Data records

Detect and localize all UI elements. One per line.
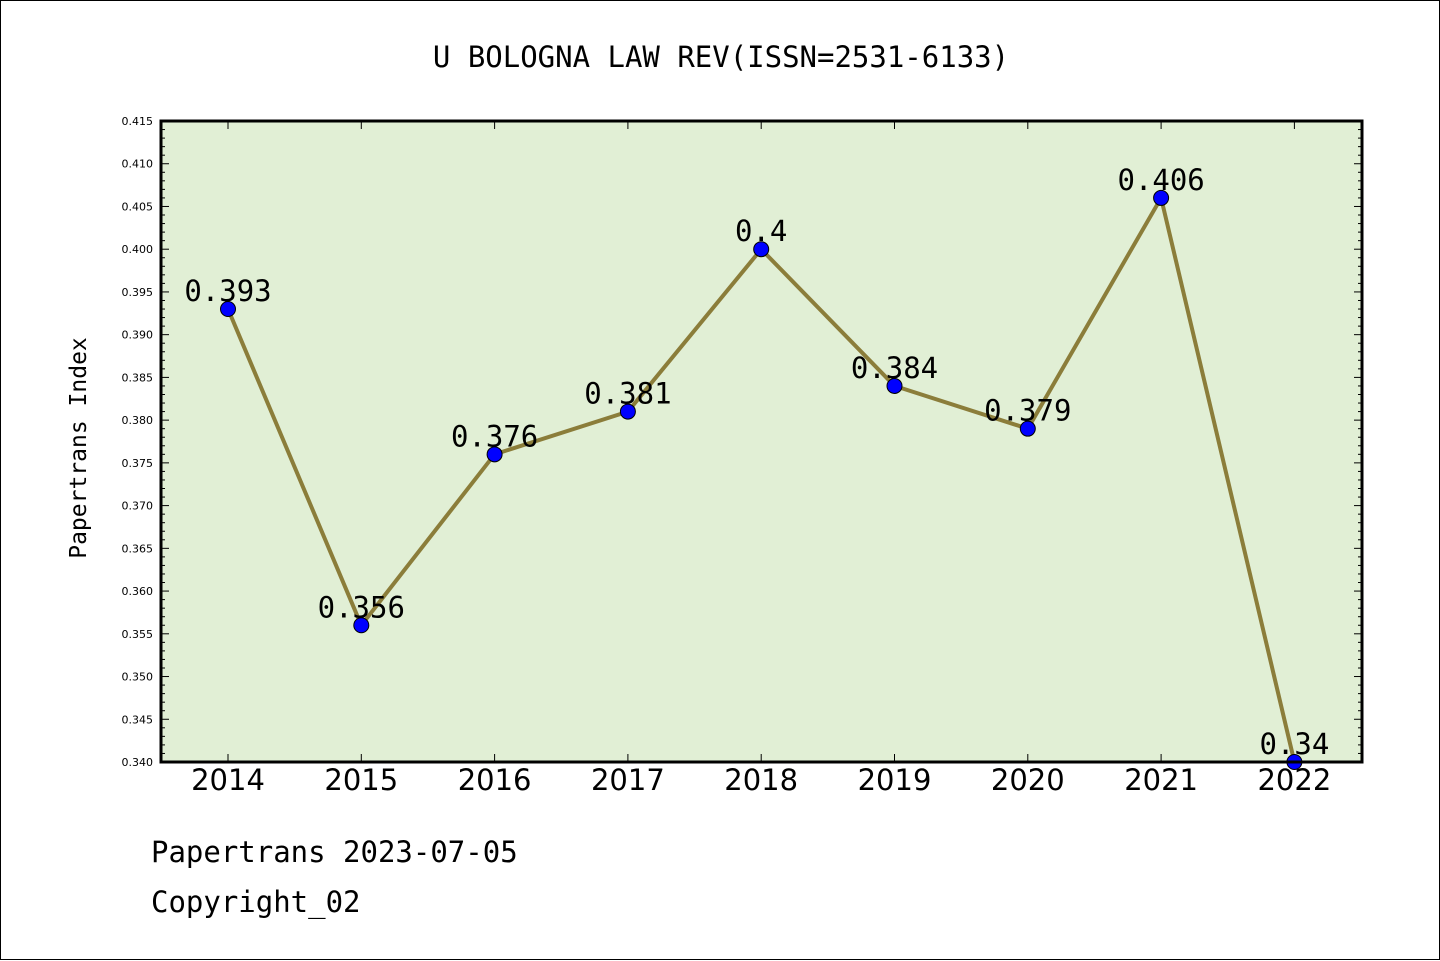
y-tick-label: 0.395 [122, 286, 154, 299]
data-label: 0.406 [1117, 163, 1204, 197]
data-point [753, 241, 770, 258]
x-tick-labels: 2014 2015 2016 2017 2018 2019 2020 2021 2022 [191, 763, 1331, 797]
data-point [220, 301, 236, 318]
chart-title: U BOLOGNA LAW REV(ISSN=2531-6133) [433, 40, 1009, 74]
y-tick-label: 0.365 [122, 542, 154, 555]
y-tick-label: 0.355 [122, 628, 154, 641]
y-tick-label: 0.360 [122, 585, 154, 598]
y-tick-label: 0.410 [122, 158, 154, 171]
data-point [886, 377, 903, 394]
data-point [486, 446, 503, 463]
data-label: 0.4 [735, 214, 787, 248]
y-tick-labels: 0.340 0.345 0.350 0.355 0.360 0.365 0.370 0.375… [122, 115, 154, 769]
y-tick-label: 0.370 [122, 500, 154, 513]
data-label: 0.376 [451, 419, 538, 453]
x-tick-label: 2020 [991, 763, 1065, 797]
y-tick-label: 0.415 [122, 115, 154, 128]
y-tick-label: 0.380 [122, 414, 154, 427]
x-tick-label: 2019 [858, 763, 932, 797]
x-tick-label: 2018 [724, 763, 798, 797]
y-tick-label: 0.350 [122, 671, 154, 684]
data-label: 0.384 [851, 351, 938, 385]
x-tick-label: 2021 [1124, 763, 1198, 797]
x-tick-label: 2014 [191, 763, 265, 797]
data-point [353, 617, 370, 634]
data-label: 0.356 [318, 590, 405, 624]
x-tick-label: 2016 [458, 763, 532, 797]
data-label: 0.393 [184, 274, 271, 308]
y-tick-label: 0.405 [122, 200, 154, 213]
data-point [619, 403, 636, 420]
y-tick-label: 0.385 [122, 371, 154, 384]
plot-area [161, 121, 1362, 762]
y-axis-label: Papertrans Index [66, 337, 92, 559]
y-tick-label: 0.390 [122, 329, 154, 342]
footer-copyright-line: Copyright_02 [151, 885, 361, 919]
y-tick-label: 0.340 [122, 756, 154, 769]
data-point [1019, 420, 1036, 437]
data-label: 0.34 [1259, 727, 1329, 761]
y-tick-label: 0.345 [122, 713, 154, 726]
plot-frame [159, 119, 1364, 764]
y-tick-label: 0.375 [122, 457, 154, 470]
x-tick-label: 2015 [324, 763, 398, 797]
data-points [220, 189, 1303, 770]
x-tick-label: 2017 [591, 763, 665, 797]
data-point [1153, 189, 1170, 206]
footer-date-line: Papertrans 2023-07-05 [151, 835, 518, 869]
y-tick-label: 0.400 [122, 243, 154, 256]
data-label: 0.379 [984, 394, 1071, 428]
data-labels: 0.393 0.356 0.376 0.381 0.4 0.384 0.379 0.406 0.… [184, 163, 1329, 761]
data-label: 0.381 [584, 377, 671, 411]
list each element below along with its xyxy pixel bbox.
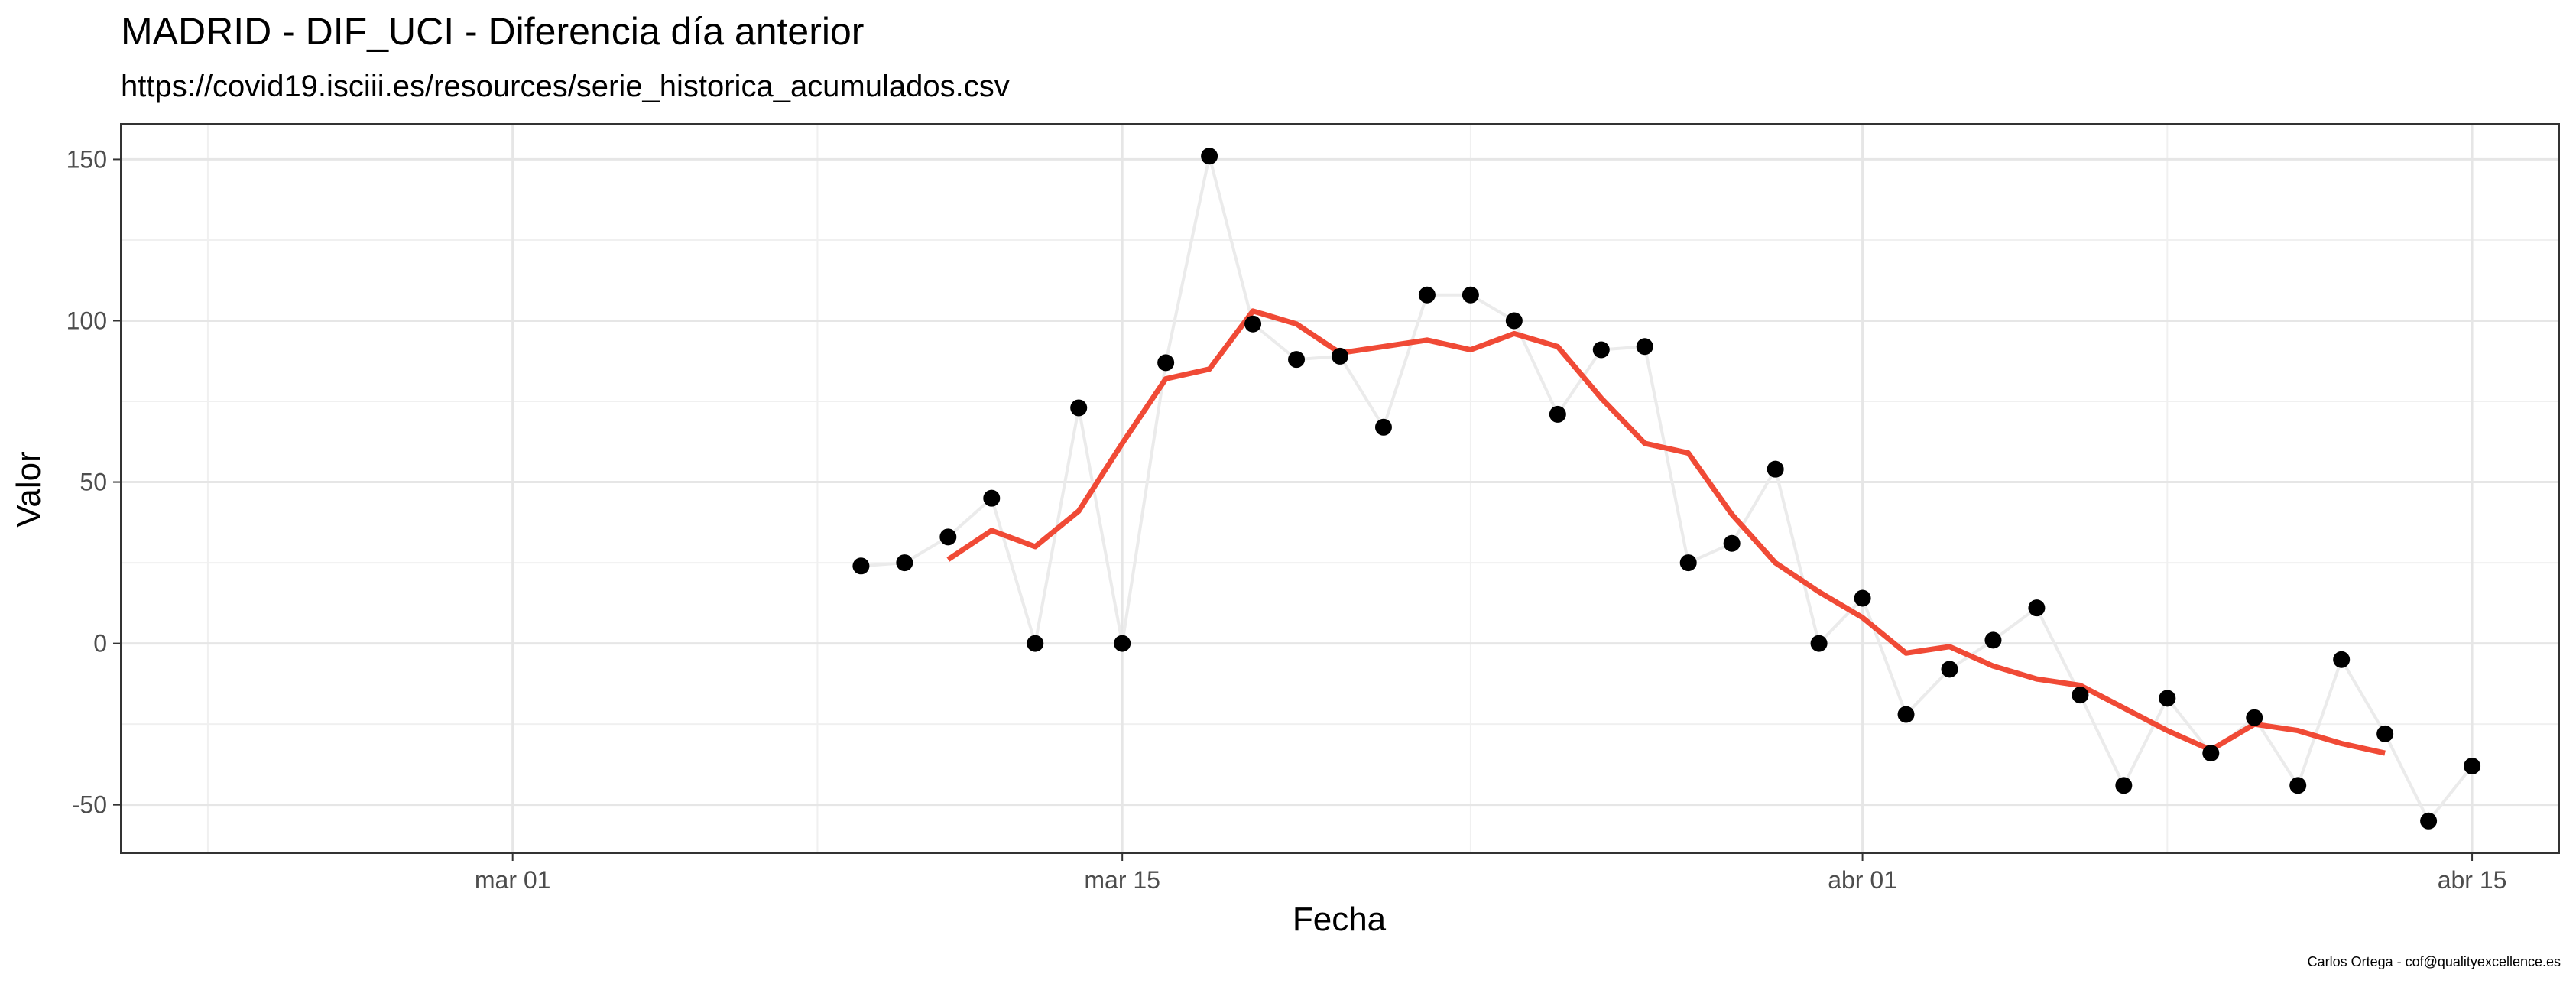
data-point xyxy=(2028,599,2046,617)
data-point xyxy=(1114,635,1131,652)
y-axis-title: Valor xyxy=(10,451,47,527)
data-point xyxy=(1723,534,1741,552)
data-point xyxy=(1636,338,1653,356)
data-point xyxy=(1984,631,2002,649)
data-point xyxy=(1592,341,1610,359)
data-points xyxy=(852,148,2481,830)
data-point xyxy=(1027,635,1044,652)
data-point xyxy=(939,528,957,546)
y-tick-label: 50 xyxy=(79,469,107,496)
x-tick-label: abr 15 xyxy=(2438,866,2507,894)
y-tick-label: -50 xyxy=(72,791,107,819)
chart-title: MADRID - DIF_UCI - Diferencia día anteri… xyxy=(121,10,864,53)
data-point xyxy=(1201,148,1218,165)
data-point xyxy=(2420,812,2438,830)
data-point xyxy=(983,489,1001,507)
data-point xyxy=(2289,777,2307,794)
y-tick-label: 100 xyxy=(67,307,107,334)
data-point xyxy=(2072,687,2089,704)
plot-panel xyxy=(120,123,2560,854)
x-tick-label: abr 01 xyxy=(1828,866,1897,894)
data-point xyxy=(1244,315,1262,333)
data-point xyxy=(2376,725,2394,742)
data-point xyxy=(1462,286,1479,304)
data-point xyxy=(1941,661,1958,678)
smoothed-series xyxy=(946,308,2386,756)
y-tick-label: 150 xyxy=(67,145,107,173)
chart-subtitle: https://covid19.isciii.es/resources/seri… xyxy=(121,70,1010,103)
y-tick-label: 0 xyxy=(93,630,107,657)
x-tick-label: mar 15 xyxy=(1084,866,1160,894)
data-point xyxy=(1418,286,1436,304)
data-point xyxy=(852,557,870,575)
data-point xyxy=(2333,651,2351,668)
data-point xyxy=(1332,347,1348,365)
data-point xyxy=(2115,777,2133,794)
data-point xyxy=(1854,589,1871,607)
data-point xyxy=(1288,351,1306,369)
data-point xyxy=(1810,635,1828,652)
smoothed-line xyxy=(946,308,2386,756)
data-point xyxy=(896,554,913,572)
data-point xyxy=(1549,405,1566,423)
data-point xyxy=(2464,758,2481,775)
panel-background xyxy=(121,124,2559,853)
data-point xyxy=(1679,554,1697,572)
x-tick-label: mar 01 xyxy=(475,866,551,894)
x-axis-title: Fecha xyxy=(1293,901,1387,938)
data-point xyxy=(1767,460,1784,478)
data-point xyxy=(2159,690,2176,707)
data-point xyxy=(2246,709,2263,726)
data-point xyxy=(1505,312,1523,330)
x-axis: mar 01 mar 15 abr 01 abr 15 xyxy=(475,853,2507,894)
chart-caption: Carlos Ortega - cof@qualityexcellence.es xyxy=(2308,954,2561,969)
data-point xyxy=(1374,418,1392,436)
panel-border xyxy=(120,123,2560,854)
data-point xyxy=(1897,706,1915,723)
data-point xyxy=(1070,399,1088,417)
data-point xyxy=(1157,354,1175,372)
data-point xyxy=(2202,745,2220,762)
major-gridlines xyxy=(121,124,2559,853)
y-axis: -50 0 50 100 150 xyxy=(67,145,121,819)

* Aim *
Turn all of the data above into a JSON list of strings, one string per line, leaving out blank lines and any pictures.

* Finished task *
[
  "Detect and localize all UI elements. One per line.",
  "y-tick-label: 0.395 [122, 286, 154, 299]",
  "data-label: 0.406 [1117, 163, 1204, 197]",
  "data-point [753, 241, 770, 258]",
  "x-tick-labels: 2014 2015 2016 2017 2018 2019 2020 2021 2022 [191, 763, 1331, 797]",
  "data-point [220, 301, 236, 318]",
  "chart-title: U BOLOGNA LAW REV(ISSN=2531-6133) [433, 40, 1009, 74]",
  "y-tick-label: 0.365 [122, 542, 154, 555]",
  "y-tick-label: 0.355 [122, 628, 154, 641]",
  "y-tick-label: 0.360 [122, 585, 154, 598]",
  "y-tick-label: 0.410 [122, 158, 154, 171]",
  "data-point [886, 377, 903, 394]",
  "data-point [486, 446, 503, 463]",
  "data-label: 0.4 [735, 214, 787, 248]",
  "y-tick-labels: 0.340 0.345 0.350 0.355 0.360 0.365 0.370 0.375… [122, 115, 154, 769]",
  "y-tick-label: 0.370 [122, 500, 154, 513]",
  "data-label: 0.376 [451, 419, 538, 453]",
  "x-tick-label: 2020 [991, 763, 1065, 797]",
  "y-tick-label: 0.415 [122, 115, 154, 128]",
  "y-tick-label: 0.380 [122, 414, 154, 427]",
  "x-tick-label: 2019 [858, 763, 932, 797]",
  "x-tick-label: 2018 [724, 763, 798, 797]",
  "y-tick-label: 0.350 [122, 671, 154, 684]",
  "data-label: 0.384 [851, 351, 938, 385]",
  "x-tick-label: 2021 [1124, 763, 1198, 797]",
  "x-tick-label: 2014 [191, 763, 265, 797]",
  "data-point [353, 617, 370, 634]",
  "data-label: 0.356 [318, 590, 405, 624]",
  "x-tick-label: 2016 [458, 763, 532, 797]",
  "data-label: 0.393 [184, 274, 271, 308]",
  "y-tick-label: 0.405 [122, 200, 154, 213]",
  "data-point [619, 403, 636, 420]",
  "y-tick-label: 0.385 [122, 371, 154, 384]",
  "plot-area [161, 121, 1362, 762]",
  "y-axis-label: Papertrans Index [66, 337, 92, 559]",
  "y-tick-label: 0.390 [122, 329, 154, 342]",
  "footer-copyright-line: Copyright_02 [151, 885, 361, 919]",
  "y-tick-label: 0.340 [122, 756, 154, 769]",
  "data-point [1019, 420, 1036, 437]",
  "data-label: 0.34 [1259, 727, 1329, 761]",
  "y-tick-label: 0.345 [122, 713, 154, 726]",
  "plot-frame [159, 119, 1364, 764]",
  "y-tick-label: 0.375 [122, 457, 154, 470]",
  "x-tick-label: 2015 [324, 763, 398, 797]",
  "data-points [220, 189, 1303, 770]",
  "x-tick-label: 2017 [591, 763, 665, 797]",
  "data-point [1153, 189, 1170, 206]",
  "footer-date-line: Papertrans 2023-07-05 [151, 835, 518, 869]",
  "y-tick-label: 0.400 [122, 243, 154, 256]",
  "data-label: 0.379 [984, 394, 1071, 428]",
  "data-labels: 0.393 0.356 0.376 0.381 0.4 0.384 0.379 0.406 0.… [184, 163, 1329, 761]",
  "data-label: 0.381 [584, 377, 671, 411]",
  "list each element below along with its xyxy pixel bbox.",
  "data-point xyxy=(2028,599,2046,617)",
  "data-point xyxy=(1114,635,1131,652)",
  "y-axis-title: Valor xyxy=(10,451,47,527)",
  "data-point xyxy=(1723,534,1741,552)",
  "data-point xyxy=(1636,338,1653,356)",
  "data-point xyxy=(1984,631,2002,649)",
  "data-point xyxy=(1592,341,1610,359)",
  "data-points xyxy=(852,148,2481,830)",
  "data-point xyxy=(1027,635,1044,652)",
  "data-point xyxy=(939,528,957,546)",
  "y-tick-label: 50 xyxy=(79,469,107,496)",
  "x-tick-label: abr 15 xyxy=(2438,866,2507,894)",
  "y-tick-label: -50 xyxy=(72,791,107,819)",
  "chart-title: MADRID - DIF_UCI - Diferencia día anteri… xyxy=(121,10,864,53)",
  "data-point xyxy=(1201,148,1218,165)",
  "data-point xyxy=(2420,812,2438,830)",
  "data-point xyxy=(983,489,1001,507)",
  "data-point xyxy=(2289,777,2307,794)",
  "y-tick-label: 100 xyxy=(67,307,107,334)",
  "data-point xyxy=(2072,687,2089,704)",
  "plot-panel xyxy=(120,123,2560,854)",
  "x-tick-label: abr 01 xyxy=(1828,866,1897,894)",
  "data-point xyxy=(1244,315,1262,333)",
  "data-point xyxy=(2376,725,2394,742)",
  "data-point xyxy=(1462,286,1479,304)",
  "data-point xyxy=(1941,661,1958,678)",
  "smoothed-series xyxy=(946,308,2386,756)",
  "y-tick-label: 150 xyxy=(67,145,107,173)",
  "chart-subtitle: https://covid19.isciii.es/resources/seri… xyxy=(121,70,1010,103)",
  "y-tick-label: 0 xyxy=(93,630,107,657)",
  "x-tick-label: mar 15 xyxy=(1084,866,1160,894)",
  "data-point xyxy=(1418,286,1436,304)",
  "data-point xyxy=(852,557,870,575)",
  "data-point xyxy=(2333,651,2351,668)",
  "data-point xyxy=(1332,347,1348,365)",
  "data-point xyxy=(2115,777,2133,794)",
  "data-point xyxy=(1854,589,1871,607)",
  "data-point xyxy=(1288,351,1306,369)",
  "data-point xyxy=(1810,635,1828,652)",
  "smoothed-line xyxy=(946,308,2386,756)",
  "data-point xyxy=(896,554,913,572)",
  "data-point xyxy=(1549,405,1566,423)",
  "data-point xyxy=(2464,758,2481,775)",
  "panel-background xyxy=(121,124,2559,853)",
  "data-point xyxy=(1679,554,1697,572)",
  "x-tick-label: mar 01 xyxy=(475,866,551,894)",
  "x-axis-title: Fecha xyxy=(1293,901,1387,938)",
  "data-point xyxy=(1767,460,1784,478)",
  "data-point xyxy=(2159,690,2176,707)",
  "data-point xyxy=(2246,709,2263,726)",
  "data-point xyxy=(1505,312,1523,330)",
  "x-axis: mar 01 mar 15 abr 01 abr 15 xyxy=(475,853,2507,894)",
  "chart-caption: Carlos Ortega - cof@qualityexcellence.es xyxy=(2308,954,2561,969)",
  "data-point xyxy=(1374,418,1392,436)",
  "panel-border xyxy=(120,123,2560,854)",
  "data-point xyxy=(1897,706,1915,723)",
  "data-point xyxy=(1070,399,1088,417)",
  "data-point xyxy=(1157,354,1175,372)",
  "data-point xyxy=(2202,745,2220,762)",
  "major-gridlines xyxy=(121,124,2559,853)",
  "y-axis: -50 0 50 100 150 xyxy=(67,145,121,819)"
]